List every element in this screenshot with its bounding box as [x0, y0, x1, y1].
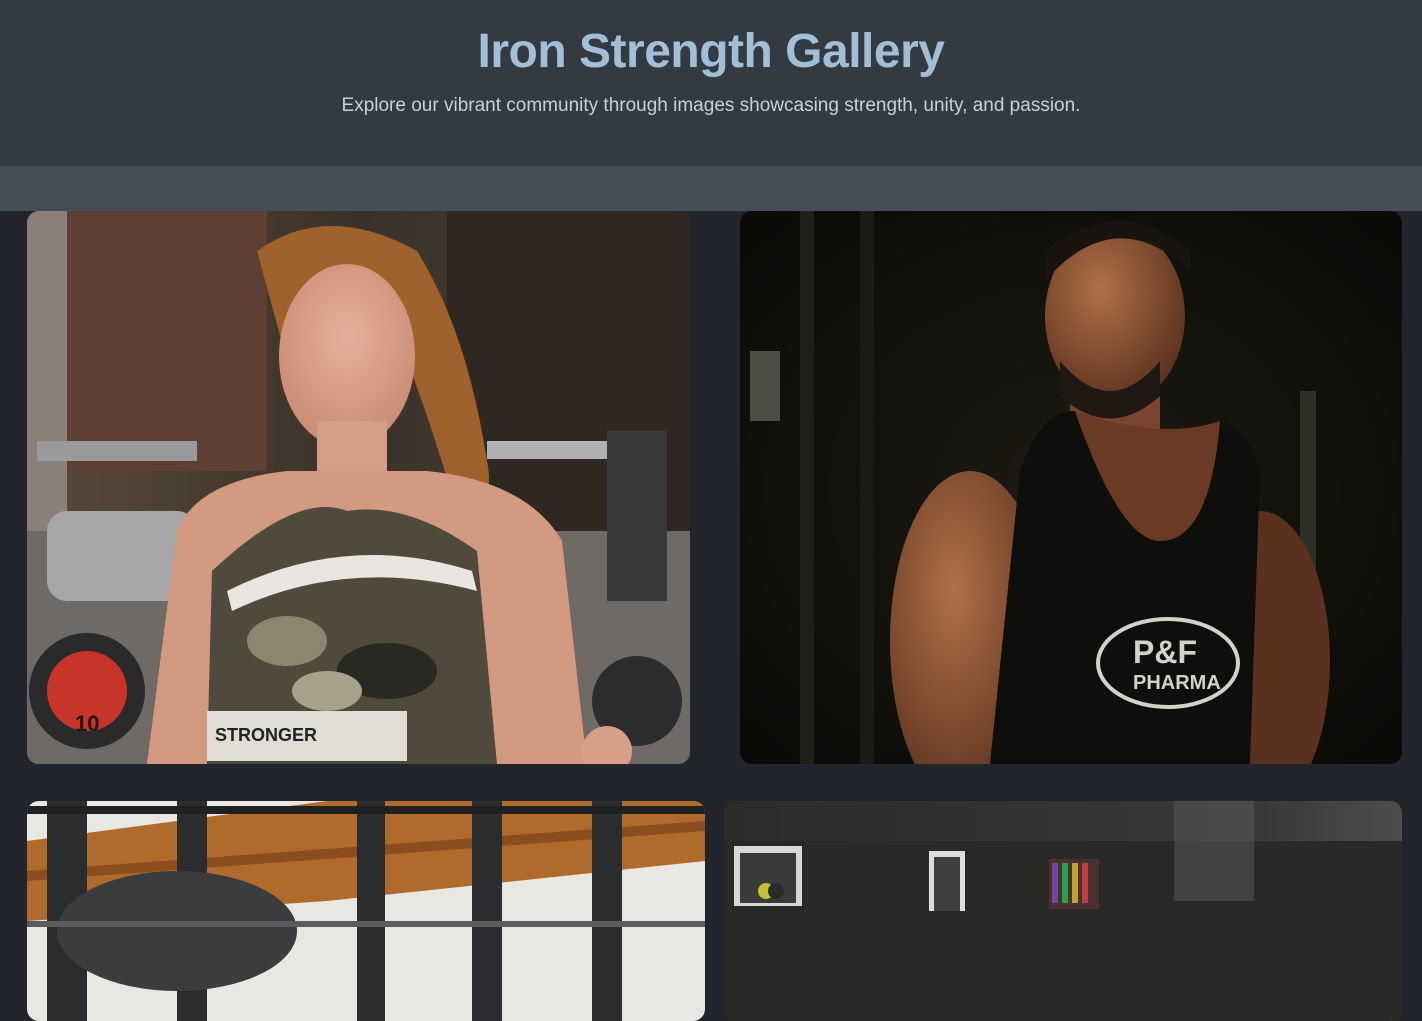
shirt-text: STRONGER [215, 725, 317, 745]
plate-number: 10 [75, 711, 99, 736]
man-tank-top-image: P&F PHARMA [740, 211, 1402, 764]
woman-dumbbell-image: 10 STRONGER [27, 211, 690, 764]
gallery-photo-2[interactable]: P&F PHARMA [740, 211, 1402, 764]
gallery-photo-4[interactable] [724, 801, 1402, 1021]
page-header: Iron Strength Gallery Explore our vibran… [0, 0, 1422, 166]
nav-band [0, 166, 1422, 211]
gallery-photo-3[interactable] [27, 801, 705, 1021]
gym-interior-image [724, 801, 1402, 1021]
squat-rack-image [27, 801, 705, 1021]
page-title: Iron Strength Gallery [477, 25, 945, 78]
page-subtitle: Explore our vibrant community through im… [341, 95, 1081, 116]
logo-text-bottom: PHARMA [1133, 672, 1221, 694]
logo-text-top: P&F [1133, 634, 1197, 670]
gallery-photo-1[interactable]: 10 STRONGER [27, 211, 690, 764]
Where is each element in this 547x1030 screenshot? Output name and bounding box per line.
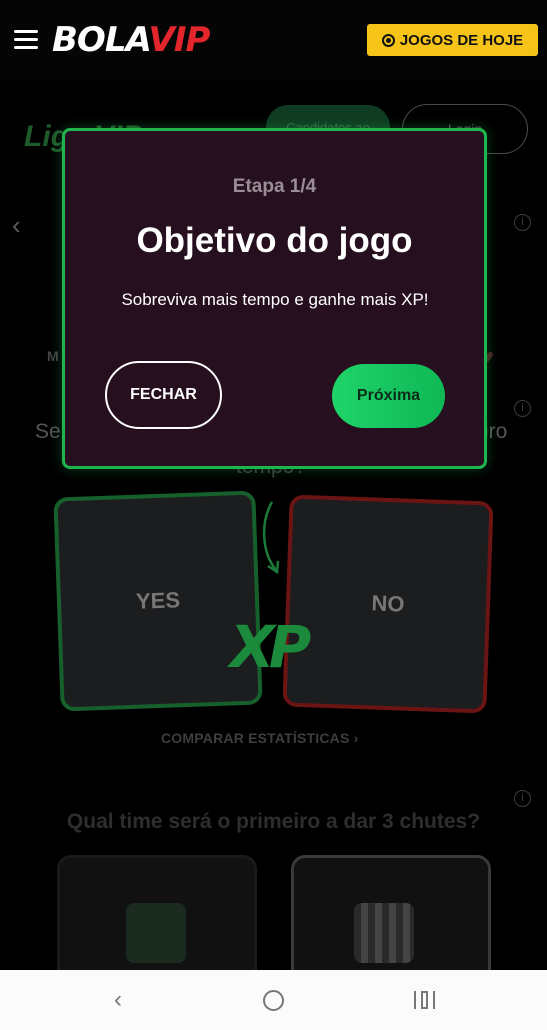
compare-stats-link[interactable]: COMPARAR ESTATÍSTICAS › (161, 730, 359, 746)
logo-bola-text: BOLA (52, 20, 149, 60)
modal-title: Objetivo do jogo (136, 221, 413, 260)
modal-step-indicator: Etapa 1/4 (232, 176, 317, 197)
target-icon (381, 33, 395, 47)
team-shirt-icon (354, 903, 414, 963)
jogos-de-hoje-button[interactable]: JOGOS DE HOJE (367, 24, 538, 56)
top-header: BOLAVIP JOGOS DE HOJE (0, 0, 547, 80)
recents-icon[interactable] (414, 991, 435, 1009)
jogos-de-hoje-label: JOGOS DE HOJE (399, 31, 524, 49)
yes-label: YES (135, 587, 181, 614)
bg-question-text: Qual time será o primeiro a dar 3 chutes… (66, 810, 481, 833)
info-icon[interactable]: i (514, 400, 531, 417)
xp-logo: XP (230, 613, 311, 681)
modal-description: Sobreviva mais tempo e ganhe mais XP! (121, 290, 429, 309)
no-label: NO (371, 590, 405, 617)
info-icon[interactable]: i (514, 214, 531, 231)
bolavip-logo[interactable]: BOLAVIP (52, 16, 211, 64)
system-nav-bar: ‹ (0, 970, 547, 1030)
curved-arrow-icon (262, 501, 280, 575)
chevron-left-icon[interactable]: ‹ (12, 210, 21, 241)
bg-letter: M (47, 348, 59, 364)
next-button[interactable]: Próxima (332, 364, 445, 428)
home-icon[interactable] (263, 990, 284, 1011)
back-icon[interactable]: ‹ (114, 986, 122, 1014)
info-icon[interactable]: i (514, 790, 531, 807)
team-shirt-icon (126, 903, 186, 963)
compare-stats-label: COMPARAR ESTATÍSTICAS (161, 730, 350, 746)
bg-question-start: Se (35, 420, 61, 443)
close-button[interactable]: FECHAR (105, 361, 222, 429)
logo-vip-text: VIP (148, 20, 211, 60)
tutorial-modal: Etapa 1/4 Objetivo do jogo Sobreviva mai… (62, 128, 487, 469)
chevron-right-icon: › (353, 730, 359, 746)
bg-question-end: iro (484, 420, 508, 443)
hamburger-menu-icon[interactable] (14, 30, 38, 50)
no-card[interactable]: NO (282, 494, 494, 714)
● ● ● ● ● ● ●
Your goal -> Put each line of the listing above into a Markdown table with the columns Row and Line, numbering the rows in order. Skip blank lines, and leave the pictures out.

Answer to the task ->
| Row | Line |
|---|---|
| 1 | List every element in this screenshot with its bounding box as [x0, y0, x1, y1]. |
| 2 | shirt-text: STRONGER [215, 725, 317, 745] |
| 3 | plate-number: 10 [75, 711, 99, 736] |
| 4 | man-tank-top-image: P&F PHARMA [740, 211, 1402, 764] |
| 5 | woman-dumbbell-image: 10 STRONGER [27, 211, 690, 764] |
| 6 | gallery-photo-2[interactable]: P&F PHARMA [740, 211, 1402, 764] |
| 7 | gallery-photo-4[interactable] [724, 801, 1402, 1021] |
| 8 | page-header: Iron Strength Gallery Explore our vibran… [0, 0, 1422, 166] |
| 9 | nav-band [0, 166, 1422, 211] |
| 10 | gallery-photo-3[interactable] [27, 801, 705, 1021] |
| 11 | gym-interior-image [724, 801, 1402, 1021] |
| 12 | squat-rack-image [27, 801, 705, 1021] |
| 13 | page-title: Iron Strength Gallery [477, 25, 945, 78] |
| 14 | page-subtitle: Explore our vibrant community through im… [341, 95, 1081, 116] |
| 15 | logo-text-bottom: PHARMA [1133, 672, 1221, 694] |
| 16 | logo-text-top: P&F [1133, 634, 1197, 670] |
| 17 | gallery-photo-1[interactable]: 10 STRONGER [27, 211, 690, 764] |
| 18 | Where is each element in this 547x1030 screenshot? Output name and bounding box per line. |
| 19 | compare-stats-link[interactable]: COMPARAR ESTATÍSTICAS › (161, 730, 359, 746) |
| 20 | logo-bola-text: BOLA (52, 20, 149, 60) |
| 21 | modal-title: Objetivo do jogo (136, 221, 413, 260) |
| 22 | modal-step-indicator: Etapa 1/4 (232, 176, 317, 197) |
| 23 | target-icon (381, 33, 395, 47) |
| 24 | team-shirt-icon (354, 903, 414, 963) |
| 25 | jogos-de-hoje-button[interactable]: JOGOS DE HOJE (367, 24, 538, 56) |
| 26 | top-header: BOLAVIP JOGOS DE HOJE (0, 0, 547, 80) |
| 27 | recents-icon[interactable] (414, 991, 435, 1009) |
| 28 | jogos-de-hoje-label: JOGOS DE HOJE (399, 31, 524, 49) |
| 29 | yes-label: YES (135, 587, 181, 614) |
| 30 | bg-question-text: Qual time será o primeiro a dar 3 chutes… (66, 810, 481, 833) |
| 31 | info-icon[interactable]: i (514, 400, 531, 417) |
| 32 | xp-logo: XP (230, 613, 311, 681) |
| 33 | modal-description: Sobreviva mais tempo e ganhe mais XP! (121, 290, 429, 309) |
| 34 | no-label: NO (371, 590, 405, 617) |
| 35 | info-icon[interactable]: i (514, 214, 531, 231) |
| 36 | bolavip-logo[interactable]: BOLAVIP (52, 16, 211, 64) |
| 37 | system-nav-bar: ‹ (0, 970, 547, 1030) |
| 38 | curved-arrow-icon (262, 501, 280, 575) |
| 39 | chevron-left-icon[interactable]: ‹ (12, 210, 21, 241) |
| 40 | bg-letter: M (47, 348, 59, 364) |
| 41 | next-button[interactable]: Próxima (332, 364, 445, 428) |
| 42 | home-icon[interactable] (263, 990, 284, 1011) |
| 43 | back-icon[interactable]: ‹ (114, 986, 122, 1014) |
| 44 | info-icon[interactable]: i (514, 790, 531, 807) |
| 45 | team-shirt-icon (126, 903, 186, 963) |
| 46 | compare-stats-label: COMPARAR ESTATÍSTICAS (161, 730, 350, 746) |
| 47 | bg-question-start: Se (35, 420, 61, 443) |
| 48 | close-button[interactable]: FECHAR (105, 361, 222, 429) |
| 49 | logo-vip-text: VIP (148, 20, 211, 60) |
| 50 | tutorial-modal: Etapa 1/4 Objetivo do jogo Sobreviva mai… (62, 128, 487, 469) |
| 51 | chevron-right-icon: › (353, 730, 359, 746) |
| 52 | bg-question-end: iro (484, 420, 508, 443) |
| 53 | hamburger-menu-icon[interactable] (14, 30, 38, 50) |
| 54 | no-card[interactable]: NO (282, 494, 494, 714) |